* 과제 A *
아래 항목들의 첫 줄에서 시작해 "vpd-value: 0.86 xyxy=(232,273,268,292)"이(가) 들어 있는 줄에서 멈추고, 두 줄을 모두 포함해 그 사이의 줄을 한 글자도 바꾸지 말고 옮겨 적으세요.

┌─ 제시된 글

Maximum Entropy Stochastic Control and RL

Exploration vs Exploitation

Exploration: Gather more information
Exploitation: Make the best decision given current information 둘은 서로 trade-off가 있으며 균형있게 사용하는 것이 중요

어떻게 Exploration과 Exploitation 중에 선택을 할 것인가?

ε-greedy: 1-ε의 확률로 greedy action(argmax Q)을 선택, ε의 확률로 random action 선택
simple and light computation / fine tuning ε, not quite systematic, inefficient
Optimism in the face of uncertainty(OFU): construct confidence set for MDP parameters, choose MDP parameters that give the highest rewardsand construct an optimal policy
regret optimal, systematic / complicated, computation intensive
Thompson (posterior) sampling: sample MDP parameters from posterior distribution, construct optimal policy and update the posterior distribution
regret optimal, systematic / somewhat complicated
Noisy networks: inject noise to the weight sof NN
simple, good empirical performance / not systematic
Information theoretic exploration: use high entropy policy to explore more
simple, good empirical performance / more theoretic analyses needed

Maximum entropy MDP problem

장점: computation 적음(no maximization involved), exploration 잘됨, standard MDP와의 structural similarity

Soft Actor-Critic.....

실습

gym(OpenAPI Gym)

RL benchmark problem 제공 패키지
Env 및 simulator를 사용하기 쉽도록 구성해 놓음
Agent만 짜고, gym의 env와 simulator를 이용해 학습하면 됨

예시)

import gym

env_id = 'Acrobot-v1'
# Build environment with env ID!
env = gym.make(env_id)
if colab:
    env = wrap_env(env)

# Initialize environment
observation = env.reset()

for t in range(1000):
    env.render()
    # Randomly sample action from environment
    action = env.action_space.sample() 
    # Simulate 1 step
    observation, reward, done, info = env.step(action) # observation = state
    # done is used to check terminal condition    
    if done: 
      break
# Close environment
env.close()

# Render environment
if colab:
    show_video()

└─
┌─ 저장된 항목

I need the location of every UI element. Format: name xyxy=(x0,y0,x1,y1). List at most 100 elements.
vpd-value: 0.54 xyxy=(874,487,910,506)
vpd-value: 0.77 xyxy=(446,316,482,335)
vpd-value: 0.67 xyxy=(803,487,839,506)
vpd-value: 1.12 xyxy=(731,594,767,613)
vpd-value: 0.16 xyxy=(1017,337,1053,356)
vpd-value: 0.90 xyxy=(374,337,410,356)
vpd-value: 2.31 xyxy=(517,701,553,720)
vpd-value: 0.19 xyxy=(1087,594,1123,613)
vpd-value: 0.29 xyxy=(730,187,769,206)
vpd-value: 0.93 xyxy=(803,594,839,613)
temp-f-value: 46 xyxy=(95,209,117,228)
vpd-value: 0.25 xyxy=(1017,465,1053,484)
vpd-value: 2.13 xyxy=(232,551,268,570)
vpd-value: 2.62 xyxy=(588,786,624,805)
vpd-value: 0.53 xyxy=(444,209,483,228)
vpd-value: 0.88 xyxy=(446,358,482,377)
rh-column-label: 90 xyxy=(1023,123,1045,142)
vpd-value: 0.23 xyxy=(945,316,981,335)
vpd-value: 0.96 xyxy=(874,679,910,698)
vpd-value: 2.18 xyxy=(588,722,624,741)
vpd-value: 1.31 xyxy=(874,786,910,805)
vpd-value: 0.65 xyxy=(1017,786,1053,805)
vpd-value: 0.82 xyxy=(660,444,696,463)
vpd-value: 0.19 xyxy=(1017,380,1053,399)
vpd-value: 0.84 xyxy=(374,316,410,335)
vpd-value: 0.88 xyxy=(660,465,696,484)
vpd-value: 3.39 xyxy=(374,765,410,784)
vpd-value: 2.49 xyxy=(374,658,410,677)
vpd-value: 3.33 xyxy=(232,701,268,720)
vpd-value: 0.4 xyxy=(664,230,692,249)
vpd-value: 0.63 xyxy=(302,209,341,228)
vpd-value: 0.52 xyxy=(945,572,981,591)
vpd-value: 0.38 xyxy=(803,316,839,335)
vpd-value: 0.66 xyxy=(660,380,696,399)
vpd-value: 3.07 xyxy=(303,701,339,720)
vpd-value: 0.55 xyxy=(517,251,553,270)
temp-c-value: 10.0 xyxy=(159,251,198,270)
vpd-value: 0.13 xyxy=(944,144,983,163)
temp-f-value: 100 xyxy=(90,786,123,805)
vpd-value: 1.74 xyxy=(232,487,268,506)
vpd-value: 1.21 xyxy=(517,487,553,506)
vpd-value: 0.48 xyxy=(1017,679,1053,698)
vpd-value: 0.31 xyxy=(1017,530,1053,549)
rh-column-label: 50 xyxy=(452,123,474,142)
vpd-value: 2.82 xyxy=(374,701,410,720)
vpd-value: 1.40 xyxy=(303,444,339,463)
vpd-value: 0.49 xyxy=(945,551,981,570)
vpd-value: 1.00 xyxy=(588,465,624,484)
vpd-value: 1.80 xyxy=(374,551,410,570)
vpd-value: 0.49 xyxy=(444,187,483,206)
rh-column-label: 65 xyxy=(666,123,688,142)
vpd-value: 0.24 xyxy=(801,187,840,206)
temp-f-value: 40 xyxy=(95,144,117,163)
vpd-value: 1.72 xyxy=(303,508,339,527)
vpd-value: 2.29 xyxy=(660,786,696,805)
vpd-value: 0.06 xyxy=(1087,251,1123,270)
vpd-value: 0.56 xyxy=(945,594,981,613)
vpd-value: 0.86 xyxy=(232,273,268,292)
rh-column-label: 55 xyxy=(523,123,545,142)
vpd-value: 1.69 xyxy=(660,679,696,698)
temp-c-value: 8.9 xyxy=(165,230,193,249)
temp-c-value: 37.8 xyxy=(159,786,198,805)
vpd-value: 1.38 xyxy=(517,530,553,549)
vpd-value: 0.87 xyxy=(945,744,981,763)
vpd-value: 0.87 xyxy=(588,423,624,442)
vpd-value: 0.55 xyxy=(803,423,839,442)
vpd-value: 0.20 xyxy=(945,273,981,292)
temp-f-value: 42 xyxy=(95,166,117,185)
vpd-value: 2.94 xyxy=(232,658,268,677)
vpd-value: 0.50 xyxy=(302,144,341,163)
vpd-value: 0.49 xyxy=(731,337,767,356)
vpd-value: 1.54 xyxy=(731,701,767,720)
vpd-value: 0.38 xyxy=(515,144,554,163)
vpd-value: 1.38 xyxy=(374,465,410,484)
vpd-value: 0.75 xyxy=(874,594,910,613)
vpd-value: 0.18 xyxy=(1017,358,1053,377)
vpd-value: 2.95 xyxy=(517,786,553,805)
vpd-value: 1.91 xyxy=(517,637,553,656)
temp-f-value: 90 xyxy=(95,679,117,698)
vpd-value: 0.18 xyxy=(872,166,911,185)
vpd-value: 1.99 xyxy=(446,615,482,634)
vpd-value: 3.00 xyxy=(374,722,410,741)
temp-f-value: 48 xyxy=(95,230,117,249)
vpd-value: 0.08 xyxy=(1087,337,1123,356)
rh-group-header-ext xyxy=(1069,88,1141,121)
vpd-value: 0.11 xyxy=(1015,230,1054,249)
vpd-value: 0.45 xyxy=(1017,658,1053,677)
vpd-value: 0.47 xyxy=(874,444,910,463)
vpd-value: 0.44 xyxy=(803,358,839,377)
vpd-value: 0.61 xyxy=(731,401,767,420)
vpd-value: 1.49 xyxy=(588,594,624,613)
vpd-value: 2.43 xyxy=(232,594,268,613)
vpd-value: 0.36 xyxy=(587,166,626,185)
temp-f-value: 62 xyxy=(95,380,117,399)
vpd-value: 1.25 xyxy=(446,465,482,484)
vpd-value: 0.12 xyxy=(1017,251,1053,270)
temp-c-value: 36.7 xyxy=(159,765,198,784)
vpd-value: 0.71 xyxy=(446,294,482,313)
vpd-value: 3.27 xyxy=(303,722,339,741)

└─

* 과제 B *
위의 강화학습 탐색 글을 읽고 다음 질문에 답하세요.
(i) ε-greedy 방식에서 1-ε의 확률로 선택하는 행동은 무엇입니까?
(ii) Thompson (posterior) sampling에서는 MDP 파라미터를 어떤 분포에서 샘플링합니까?
(iii) 예시 코드에서 gym.make에 넘기는 env ID는 무엇입니까?

* 완성된 답 A *
I need the location of every UI element. Format: name xyxy=(x0,y0,x1,y1). List at most 100 elements.
vpd-value: 0.54 xyxy=(874,487,910,506)
vpd-value: 0.77 xyxy=(446,316,482,335)
vpd-value: 0.67 xyxy=(803,487,839,506)
vpd-value: 1.12 xyxy=(731,594,767,613)
vpd-value: 0.16 xyxy=(1017,337,1053,356)
vpd-value: 0.90 xyxy=(374,337,410,356)
vpd-value: 2.31 xyxy=(517,701,553,720)
vpd-value: 0.19 xyxy=(1087,594,1123,613)
vpd-value: 0.29 xyxy=(730,187,769,206)
vpd-value: 0.93 xyxy=(803,594,839,613)
temp-f-value: 46 xyxy=(95,209,117,228)
vpd-value: 0.25 xyxy=(1017,465,1053,484)
vpd-value: 2.13 xyxy=(232,551,268,570)
vpd-value: 2.62 xyxy=(588,786,624,805)
vpd-value: 0.53 xyxy=(444,209,483,228)
vpd-value: 0.88 xyxy=(446,358,482,377)
rh-column-label: 90 xyxy=(1023,123,1045,142)
vpd-value: 0.23 xyxy=(945,316,981,335)
vpd-value: 0.96 xyxy=(874,679,910,698)
vpd-value: 2.18 xyxy=(588,722,624,741)
vpd-value: 1.31 xyxy=(874,786,910,805)
vpd-value: 0.65 xyxy=(1017,786,1053,805)
vpd-value: 0.82 xyxy=(660,444,696,463)
vpd-value: 0.19 xyxy=(1017,380,1053,399)
vpd-value: 0.84 xyxy=(374,316,410,335)
vpd-value: 0.88 xyxy=(660,465,696,484)
vpd-value: 3.39 xyxy=(374,765,410,784)
vpd-value: 2.49 xyxy=(374,658,410,677)
vpd-value: 3.33 xyxy=(232,701,268,720)
vpd-value: 0.4 xyxy=(664,230,692,249)
vpd-value: 0.63 xyxy=(302,209,341,228)
vpd-value: 0.52 xyxy=(945,572,981,591)
vpd-value: 0.38 xyxy=(803,316,839,335)
vpd-value: 0.66 xyxy=(660,380,696,399)
vpd-value: 3.07 xyxy=(303,701,339,720)
vpd-value: 0.55 xyxy=(517,251,553,270)
temp-c-value: 10.0 xyxy=(159,251,198,270)
vpd-value: 0.13 xyxy=(944,144,983,163)
temp-f-value: 100 xyxy=(90,786,123,805)
vpd-value: 1.74 xyxy=(232,487,268,506)
vpd-value: 1.21 xyxy=(517,487,553,506)
vpd-value: 0.48 xyxy=(1017,679,1053,698)
vpd-value: 0.31 xyxy=(1017,530,1053,549)
rh-column-label: 50 xyxy=(452,123,474,142)
vpd-value: 2.82 xyxy=(374,701,410,720)
vpd-value: 1.40 xyxy=(303,444,339,463)
vpd-value: 0.49 xyxy=(945,551,981,570)
vpd-value: 1.00 xyxy=(588,465,624,484)
vpd-value: 1.80 xyxy=(374,551,410,570)
vpd-value: 0.49 xyxy=(444,187,483,206)
rh-column-label: 65 xyxy=(666,123,688,142)
vpd-value: 0.24 xyxy=(801,187,840,206)
temp-f-value: 40 xyxy=(95,144,117,163)
vpd-value: 1.72 xyxy=(303,508,339,527)
vpd-value: 2.29 xyxy=(660,786,696,805)
vpd-value: 0.06 xyxy=(1087,251,1123,270)
vpd-value: 0.56 xyxy=(945,594,981,613)
vpd-value: 0.86 xyxy=(232,273,268,292)

* 완성된 답 B *
(i) greedy action(argmax Q)을 선택합니다.
(ii) posterior distribution에서 샘플링합니다.
(iii) 'Acrobot-v1'입니다.